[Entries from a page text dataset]

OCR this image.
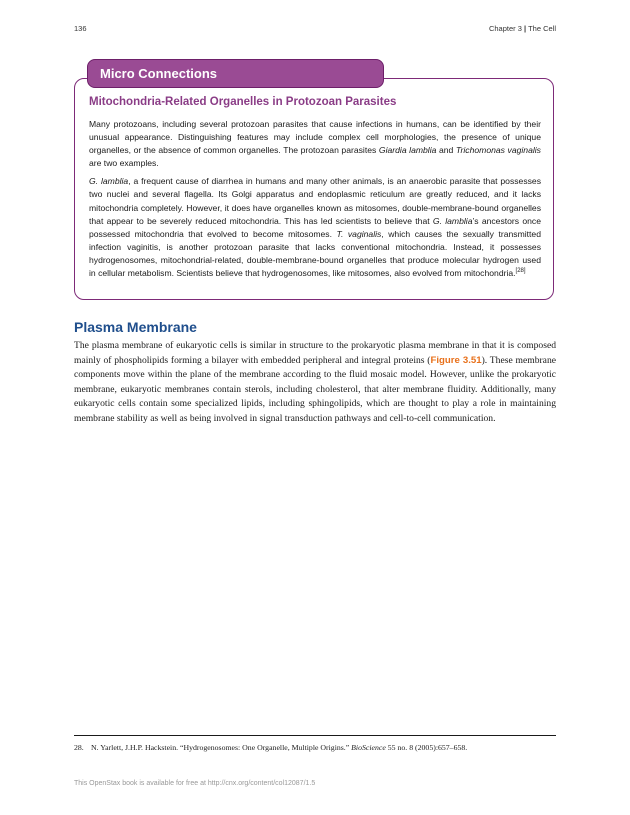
136	Chapter 3 | The Cell
Micro Connections
Mitochondria-Related Organelles in Protozoan Parasites

Many protozoans, including several protozoan parasites that cause infections in humans, can be identified by their unusual appearance. Distinguishing features may include complex cell morphologies, the presence of unique organelles, or the absence of common organelles. The protozoan parasites Giardia lamblia and Trichomonas vaginalis are two examples.

G. lamblia, a frequent cause of diarrhea in humans and many other animals, is an anaerobic parasite that possesses two nuclei and several flagella. Its Golgi apparatus and endoplasmic reticulum are greatly reduced, and it lacks mitochondria completely. However, it does have organelles known as mitosomes, double-membrane-bound organelles that appear to be severely reduced mitochondria. This has led scientists to believe that G. lamblia’s ancestors once possessed mitochondria that evolved to become mitosomes. T. vaginalis, which causes the sexually transmitted infection vaginitis, is another protozoan parasite that lacks conventional mitochondria. Instead, it possesses hydrogenosomes, mitochondrial-related, double-membrane-bound organelles that produce molecular hydrogen used in cellular metabolism. Scientists believe that hydrogenosomes, like mitosomes, also evolved from mitochondria.[28]

Plasma Membrane

The plasma membrane of eukaryotic cells is similar in structure to the prokaryotic plasma membrane in that it is composed mainly of phospholipids forming a bilayer with embedded peripheral and integral proteins (Figure 3.51). These membrane components move within the plane of the membrane according to the fluid mosaic model. However, unlike the prokaryotic membrane, eukaryotic membranes contain sterols, including cholesterol, that alter membrane fluidity. Additionally, many eukaryotic cells contain some specialized lipids, including sphingolipids, which are thought to play a role in maintaining membrane stability as well as being involved in signal transduction pathways and cell-to-cell communication.

28. N. Yarlett, J.H.P. Hackstein. “Hydrogenosomes: One Organelle, Multiple Origins.” BioScience 55 no. 8 (2005):657–658.
This OpenStax book is available for free at http://cnx.org/content/col12087/1.5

### Assigned task
Type out the data above once more, exactly, with no images included.

### Answer
OCR this image.
136	Chapter 3 | The Cell
Micro Connections
Mitochondria-Related Organelles in Protozoan Parasites

Many protozoans, including several protozoan parasites that cause infections in humans, can be identified by their unusual appearance. Distinguishing features may include complex cell morphologies, the presence of unique organelles, or the absence of common organelles. The protozoan parasites Giardia lamblia and Trichomonas vaginalis are two examples.

G. lamblia, a frequent cause of diarrhea in humans and many other animals, is an anaerobic parasite that possesses two nuclei and several flagella. Its Golgi apparatus and endoplasmic reticulum are greatly reduced, and it lacks mitochondria completely. However, it does have organelles known as mitosomes, double-membrane-bound organelles that appear to be severely reduced mitochondria. This has led scientists to believe that G. lamblia’s ancestors once possessed mitochondria that evolved to become mitosomes. T. vaginalis, which causes the sexually transmitted infection vaginitis, is another protozoan parasite that lacks conventional mitochondria. Instead, it possesses hydrogenosomes, mitochondrial-related, double-membrane-bound organelles that produce molecular hydrogen used in cellular metabolism. Scientists believe that hydrogenosomes, like mitosomes, also evolved from mitochondria.[28]

Plasma Membrane

The plasma membrane of eukaryotic cells is similar in structure to the prokaryotic plasma membrane in that it is composed mainly of phospholipids forming a bilayer with embedded peripheral and integral proteins (Figure 3.51). These membrane components move within the plane of the membrane according to the fluid mosaic model. However, unlike the prokaryotic membrane, eukaryotic membranes contain sterols, including cholesterol, that alter membrane fluidity. Additionally, many eukaryotic cells contain some specialized lipids, including sphingolipids, which are thought to play a role in maintaining membrane stability as well as being involved in signal transduction pathways and cell-to-cell communication.

28. N. Yarlett, J.H.P. Hackstein. “Hydrogenosomes: One Organelle, Multiple Origins.” BioScience 55 no. 8 (2005):657–658.
This OpenStax book is available for free at http://cnx.org/content/col12087/1.5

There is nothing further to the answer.